**What is needed**
Print the range of lines that opens with the line containing "OCR this image." and closes with the last line of the listing. Include both ends; print nothing more.

**Material for this exercise**

- - -

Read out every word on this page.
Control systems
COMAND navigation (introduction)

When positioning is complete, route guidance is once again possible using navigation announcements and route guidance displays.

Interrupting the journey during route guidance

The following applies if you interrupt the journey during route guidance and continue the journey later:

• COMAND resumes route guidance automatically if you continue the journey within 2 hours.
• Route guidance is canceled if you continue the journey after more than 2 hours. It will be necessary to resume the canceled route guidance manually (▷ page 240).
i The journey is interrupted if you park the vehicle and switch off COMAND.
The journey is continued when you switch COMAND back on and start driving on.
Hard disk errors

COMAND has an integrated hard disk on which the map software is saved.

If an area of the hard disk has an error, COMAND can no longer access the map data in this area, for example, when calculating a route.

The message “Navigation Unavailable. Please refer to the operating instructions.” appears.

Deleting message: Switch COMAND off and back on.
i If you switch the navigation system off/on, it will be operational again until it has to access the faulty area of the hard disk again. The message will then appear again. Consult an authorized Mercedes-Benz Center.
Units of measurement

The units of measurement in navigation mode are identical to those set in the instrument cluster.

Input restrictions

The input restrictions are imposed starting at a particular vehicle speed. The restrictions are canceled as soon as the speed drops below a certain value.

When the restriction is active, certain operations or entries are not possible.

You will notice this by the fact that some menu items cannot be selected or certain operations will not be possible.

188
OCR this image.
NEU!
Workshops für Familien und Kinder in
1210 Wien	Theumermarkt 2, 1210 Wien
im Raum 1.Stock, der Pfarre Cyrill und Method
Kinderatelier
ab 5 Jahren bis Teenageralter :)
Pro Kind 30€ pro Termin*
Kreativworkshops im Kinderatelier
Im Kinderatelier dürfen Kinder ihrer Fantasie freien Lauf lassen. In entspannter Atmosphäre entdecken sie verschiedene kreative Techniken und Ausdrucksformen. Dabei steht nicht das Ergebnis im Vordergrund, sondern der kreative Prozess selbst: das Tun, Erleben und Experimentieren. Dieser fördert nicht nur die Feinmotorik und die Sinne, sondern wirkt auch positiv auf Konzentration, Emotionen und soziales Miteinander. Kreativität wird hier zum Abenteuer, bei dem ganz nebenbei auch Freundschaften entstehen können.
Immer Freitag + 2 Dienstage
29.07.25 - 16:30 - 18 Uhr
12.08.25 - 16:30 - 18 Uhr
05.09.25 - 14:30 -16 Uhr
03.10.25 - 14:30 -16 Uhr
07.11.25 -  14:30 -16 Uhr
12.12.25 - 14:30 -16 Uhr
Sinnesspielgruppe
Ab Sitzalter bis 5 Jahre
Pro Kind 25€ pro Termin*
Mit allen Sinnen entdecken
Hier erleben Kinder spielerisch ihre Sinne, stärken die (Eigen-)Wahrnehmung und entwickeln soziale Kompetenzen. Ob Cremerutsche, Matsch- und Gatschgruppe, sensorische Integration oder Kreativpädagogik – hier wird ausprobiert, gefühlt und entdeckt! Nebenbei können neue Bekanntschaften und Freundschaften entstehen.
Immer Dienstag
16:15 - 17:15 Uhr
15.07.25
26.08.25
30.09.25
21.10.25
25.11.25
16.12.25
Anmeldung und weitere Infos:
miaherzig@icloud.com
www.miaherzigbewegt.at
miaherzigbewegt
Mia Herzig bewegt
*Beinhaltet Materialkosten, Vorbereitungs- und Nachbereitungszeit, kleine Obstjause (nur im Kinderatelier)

- - -

**Expected answer**
OCR this image.
NEU!
Workshops für Familien und Kinder in
1210 Wien	Theumermarkt 2, 1210 Wien
im Raum 1.Stock, der Pfarre Cyrill und Method
Kinderatelier
ab 5 Jahren bis Teenageralter :)
Pro Kind 30€ pro Termin*
Kreativworkshops im Kinderatelier
Im Kinderatelier dürfen Kinder ihrer Fantasie freien Lauf lassen. In entspannter Atmosphäre entdecken sie verschiedene kreative Techniken und Ausdrucksformen. Dabei steht nicht das Ergebnis im Vordergrund, sondern der kreative Prozess selbst: das Tun, Erleben und Experimentieren. Dieser fördert nicht nur die Feinmotorik und die Sinne, sondern wirkt auch positiv auf Konzentration, Emotionen und soziales Miteinander. Kreativität wird hier zum Abenteuer, bei dem ganz nebenbei auch Freundschaften entstehen können.
Immer Freitag + 2 Dienstage
29.07.25 - 16:30 - 18 Uhr
12.08.25 - 16:30 - 18 Uhr
05.09.25 - 14:30 -16 Uhr
03.10.25 - 14:30 -16 Uhr
07.11.25 -  14:30 -16 Uhr
12.12.25 - 14:30 -16 Uhr
Sinnesspielgruppe
Ab Sitzalter bis 5 Jahre
Pro Kind 25€ pro Termin*
Mit allen Sinnen entdecken
Hier erleben Kinder spielerisch ihre Sinne, stärken die (Eigen-)Wahrnehmung und entwickeln soziale Kompetenzen. Ob Cremerutsche, Matsch- und Gatschgruppe, sensorische Integration oder Kreativpädagogik – hier wird ausprobiert, gefühlt und entdeckt! Nebenbei können neue Bekanntschaften und Freundschaften entstehen.
Immer Dienstag
16:15 - 17:15 Uhr
15.07.25
26.08.25
30.09.25
21.10.25
25.11.25
16.12.25
Anmeldung und weitere Infos:
miaherzig@icloud.com
www.miaherzigbewegt.at
miaherzigbewegt
Mia Herzig bewegt
*Beinhaltet Materialkosten, Vorbereitungs- und Nachbereitungszeit, kleine Obstjause (nur im Kinderatelier)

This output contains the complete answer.